* _WHAT THE TASK ASKS_: Pick out all lines in the listing holding the string "frac" and copy them.
------------------------------------------------
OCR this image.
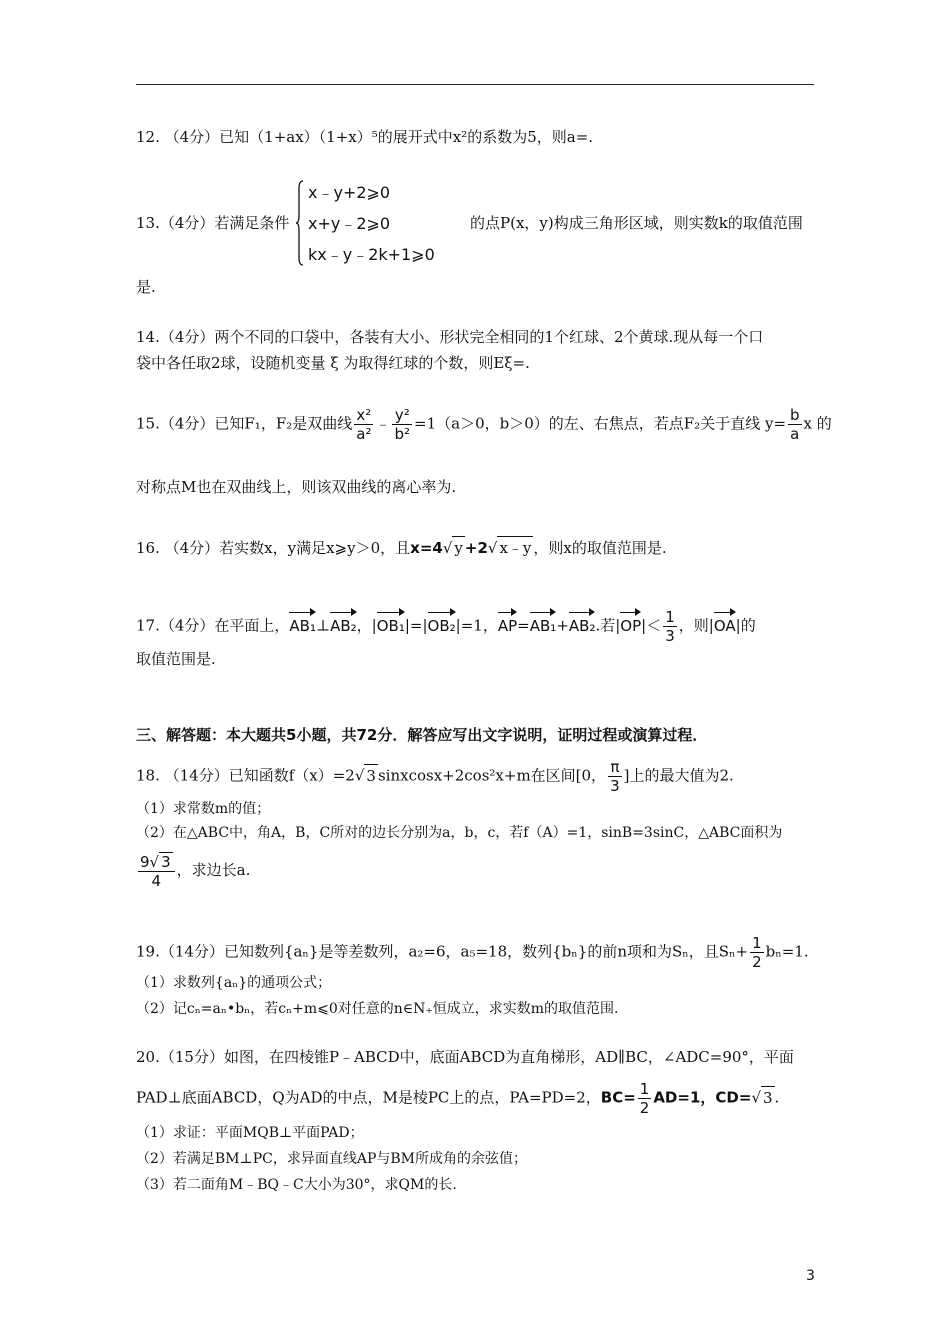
12. （4分）已知（1+ax）（1+x）⁵的展开式中x²的系数为5，则a=.
13.（4分）若满足条件
x﹣y+2⩾0
x+y﹣2⩾0
kx﹣y﹣2k+1⩾0
的点P(x，y)构成三角形区域，则实数k的取值范围
是.
14.（4分）两个不同的口袋中，各装有大小、形状完全相同的1个红球、2个黄球.现从每一个口
袋中各任取2球，设随机变量 ξ 为取得红球的个数，则Eξ=.
15.（4分）已知F₁，F₂是双曲线 $\frac{\text{x²}}{\text{a²}}$ ﹣ $\frac{\text{y²}}{\text{b²}} =1(a>0$，b＞0）的左、右焦点，若点F₂关于直线 $y= \frac{b}{a}$ x 的
对称点M也在双曲线上，则该双曲线的离心率为.
16. （4分）若实数x，y满足x⩾y＞0，且x=4√ y +2√ x﹣y ，则x的取值范围是.
17.（4分）在平面上，AB₁⊥AB₂，|OB₁|=|OB₂|=1，AP=AB₁+AB₂.若$|OP|< \frac{1}{3}$ ，则|OA|的
取值范围是.
三、解答题：本大题共5小题，共72分．解答应写出文字说明，证明过程或演算过程．
18. （14分）已知函数f（x）=2√ 3 sinxcosx+2cos²x+m在区间[0， $\frac{\pi}{3}$ ]上的最大值为2.
（1）求常数m的值；
（2）在△ABC中，角A，B，C所对的边长分别为a，b，c，若f（A）=1，sinB=3sinC，△ABC面积为
$\frac{9√ 3}{4}$ ，求边长a.
19.（14分）已知数列{aₙ}是等差数列，a₂=6，a₅=18，数列{bₙ}的前n项和为Sₙ，且$S_n+ \frac{1}{2} b_n=1$.
（1）求数列{aₙ}的通项公式；
（2）记cₙ=aₙ•bₙ，若cₙ+m⩽0对任意的n∈N₊恒成立，求实数m的取值范围.
20.（15分）如图，在四棱锥P﹣ABCD中，底面ABCD为直角梯形，AD∥BC，∠ADC=90°，平面
PAD⊥底面ABCD，Q为AD的中点，M是棱PC上的点，PA=PD=2，$BC= \frac{1}{2} AD=1$，CD=√ 3 .
（1）求证：平面MQB⊥平面PAD；
（2）若满足BM⊥PC，求异面直线AP与BM所成角的余弦值；
（3）若二面角M﹣BQ﹣C大小为30°，求QM的长.
3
------------------------------------------------
* _EXERCISE RESPONSE_:
15.（4分）已知F₁，F₂是双曲线 $\frac{\text{x²}}{\text{a²}}$ ﹣ $\frac{\text{y²}}{\text{b²}} =1(a>0$，b＞0）的左、右焦点，若点F₂关于直线 $y= \frac{b}{a}$ x 的
17.（4分）在平面上，AB₁⊥AB₂，|OB₁|=|OB₂|=1，AP=AB₁+AB₂.若$|OP|< \frac{1}{3}$ ，则|OA|的
18. （14分）已知函数f（x）=2√ 3 sinxcosx+2cos²x+m在区间[0， $\frac{\pi}{3}$ ]上的最大值为2.
$\frac{9√ 3}{4}$ ，求边长a.
19.（14分）已知数列{aₙ}是等差数列，a₂=6，a₅=18，数列{bₙ}的前n项和为Sₙ，且$S_n+ \frac{1}{2} b_n=1$.
PAD⊥底面ABCD，Q为AD的中点，M是棱PC上的点，PA=PD=2，$BC= \frac{1}{2} AD=1$，CD=√ 3 .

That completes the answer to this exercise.